## Begin RECORDS SUPPLIED

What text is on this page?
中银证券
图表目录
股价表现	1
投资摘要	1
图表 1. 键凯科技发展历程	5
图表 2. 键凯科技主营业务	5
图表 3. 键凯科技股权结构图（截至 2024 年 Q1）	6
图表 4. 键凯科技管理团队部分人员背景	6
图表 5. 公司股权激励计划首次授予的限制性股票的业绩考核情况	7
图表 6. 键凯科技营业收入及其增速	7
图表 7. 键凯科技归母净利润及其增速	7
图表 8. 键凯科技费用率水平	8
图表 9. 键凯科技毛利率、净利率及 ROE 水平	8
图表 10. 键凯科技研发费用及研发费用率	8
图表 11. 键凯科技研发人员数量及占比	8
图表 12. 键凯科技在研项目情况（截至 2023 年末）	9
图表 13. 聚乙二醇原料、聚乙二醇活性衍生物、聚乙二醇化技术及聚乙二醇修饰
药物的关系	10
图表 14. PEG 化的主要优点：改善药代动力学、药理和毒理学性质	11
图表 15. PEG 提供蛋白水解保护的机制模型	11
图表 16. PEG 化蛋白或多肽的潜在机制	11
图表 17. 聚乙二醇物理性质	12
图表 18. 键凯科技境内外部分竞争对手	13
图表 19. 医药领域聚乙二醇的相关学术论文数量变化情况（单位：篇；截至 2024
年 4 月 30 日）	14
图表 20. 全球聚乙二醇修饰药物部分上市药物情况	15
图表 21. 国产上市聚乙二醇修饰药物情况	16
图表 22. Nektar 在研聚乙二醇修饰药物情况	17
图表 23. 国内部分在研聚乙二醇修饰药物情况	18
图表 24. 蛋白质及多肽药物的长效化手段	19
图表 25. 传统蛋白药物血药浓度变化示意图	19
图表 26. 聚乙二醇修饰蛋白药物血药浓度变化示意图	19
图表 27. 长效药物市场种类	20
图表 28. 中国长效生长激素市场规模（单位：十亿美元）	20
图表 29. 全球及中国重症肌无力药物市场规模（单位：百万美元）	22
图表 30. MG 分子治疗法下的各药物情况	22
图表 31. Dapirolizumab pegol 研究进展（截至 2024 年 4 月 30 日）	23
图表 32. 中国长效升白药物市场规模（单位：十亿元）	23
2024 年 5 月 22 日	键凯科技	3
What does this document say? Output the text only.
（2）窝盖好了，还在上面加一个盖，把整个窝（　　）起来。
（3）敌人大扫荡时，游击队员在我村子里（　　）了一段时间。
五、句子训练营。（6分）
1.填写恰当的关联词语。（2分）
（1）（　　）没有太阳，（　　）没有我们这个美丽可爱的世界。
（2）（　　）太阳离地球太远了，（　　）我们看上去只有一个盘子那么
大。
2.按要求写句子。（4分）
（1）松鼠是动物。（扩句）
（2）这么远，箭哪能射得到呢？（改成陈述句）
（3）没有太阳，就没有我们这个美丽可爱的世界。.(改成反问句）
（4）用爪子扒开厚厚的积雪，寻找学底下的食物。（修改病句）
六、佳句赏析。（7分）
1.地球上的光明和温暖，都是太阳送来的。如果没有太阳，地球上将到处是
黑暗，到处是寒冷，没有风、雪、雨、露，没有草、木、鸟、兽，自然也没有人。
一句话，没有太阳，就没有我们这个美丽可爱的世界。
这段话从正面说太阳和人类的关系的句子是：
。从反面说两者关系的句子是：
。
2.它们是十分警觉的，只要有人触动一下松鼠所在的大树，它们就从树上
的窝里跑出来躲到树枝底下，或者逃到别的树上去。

## End RECORDS SUPPLIED

▶ GIVEN TASK: Each entry is to be returned in full, character for character.

▶ RESULT FOR THIS EXERCISE:
What text is on this page?
中银证券
图表目录
股价表现	1
投资摘要	1
图表 1. 键凯科技发展历程	5
图表 2. 键凯科技主营业务	5
图表 3. 键凯科技股权结构图（截至 2024 年 Q1）	6
图表 4. 键凯科技管理团队部分人员背景	6
图表 5. 公司股权激励计划首次授予的限制性股票的业绩考核情况	7
图表 6. 键凯科技营业收入及其增速	7
图表 7. 键凯科技归母净利润及其增速	7
图表 8. 键凯科技费用率水平	8
图表 9. 键凯科技毛利率、净利率及 ROE 水平	8
图表 10. 键凯科技研发费用及研发费用率	8
图表 11. 键凯科技研发人员数量及占比	8
图表 12. 键凯科技在研项目情况（截至 2023 年末）	9
图表 13. 聚乙二醇原料、聚乙二醇活性衍生物、聚乙二醇化技术及聚乙二醇修饰
药物的关系	10
图表 14. PEG 化的主要优点：改善药代动力学、药理和毒理学性质	11
图表 15. PEG 提供蛋白水解保护的机制模型	11
图表 16. PEG 化蛋白或多肽的潜在机制	11
图表 17. 聚乙二醇物理性质	12
图表 18. 键凯科技境内外部分竞争对手	13
图表 19. 医药领域聚乙二醇的相关学术论文数量变化情况（单位：篇；截至 2024
年 4 月 30 日）	14
图表 20. 全球聚乙二醇修饰药物部分上市药物情况	15
图表 21. 国产上市聚乙二醇修饰药物情况	16
图表 22. Nektar 在研聚乙二醇修饰药物情况	17
图表 23. 国内部分在研聚乙二醇修饰药物情况	18
图表 24. 蛋白质及多肽药物的长效化手段	19
图表 25. 传统蛋白药物血药浓度变化示意图	19
图表 26. 聚乙二醇修饰蛋白药物血药浓度变化示意图	19
图表 27. 长效药物市场种类	20
图表 28. 中国长效生长激素市场规模（单位：十亿美元）	20
图表 29. 全球及中国重症肌无力药物市场规模（单位：百万美元）	22
图表 30. MG 分子治疗法下的各药物情况	22
图表 31. Dapirolizumab pegol 研究进展（截至 2024 年 4 月 30 日）	23
图表 32. 中国长效升白药物市场规模（单位：十亿元）	23
2024 年 5 月 22 日	键凯科技	3
What does this document say? Output the text only.
（2）窝盖好了，还在上面加一个盖，把整个窝（　　）起来。
（3）敌人大扫荡时，游击队员在我村子里（　　）了一段时间。
五、句子训练营。（6分）
1.填写恰当的关联词语。（2分）
（1）（　　）没有太阳，（　　）没有我们这个美丽可爱的世界。
（2）（　　）太阳离地球太远了，（　　）我们看上去只有一个盘子那么
大。
2.按要求写句子。（4分）
（1）松鼠是动物。（扩句）
（2）这么远，箭哪能射得到呢？（改成陈述句）
（3）没有太阳，就没有我们这个美丽可爱的世界。.(改成反问句）
（4）用爪子扒开厚厚的积雪，寻找学底下的食物。（修改病句）
六、佳句赏析。（7分）
1.地球上的光明和温暖，都是太阳送来的。如果没有太阳，地球上将到处是
黑暗，到处是寒冷，没有风、雪、雨、露，没有草、木、鸟、兽，自然也没有人。
一句话，没有太阳，就没有我们这个美丽可爱的世界。
这段话从正面说太阳和人类的关系的句子是：
。从反面说两者关系的句子是：
。
2.它们是十分警觉的，只要有人触动一下松鼠所在的大树，它们就从树上
的窝里跑出来躲到树枝底下，或者逃到别的树上去。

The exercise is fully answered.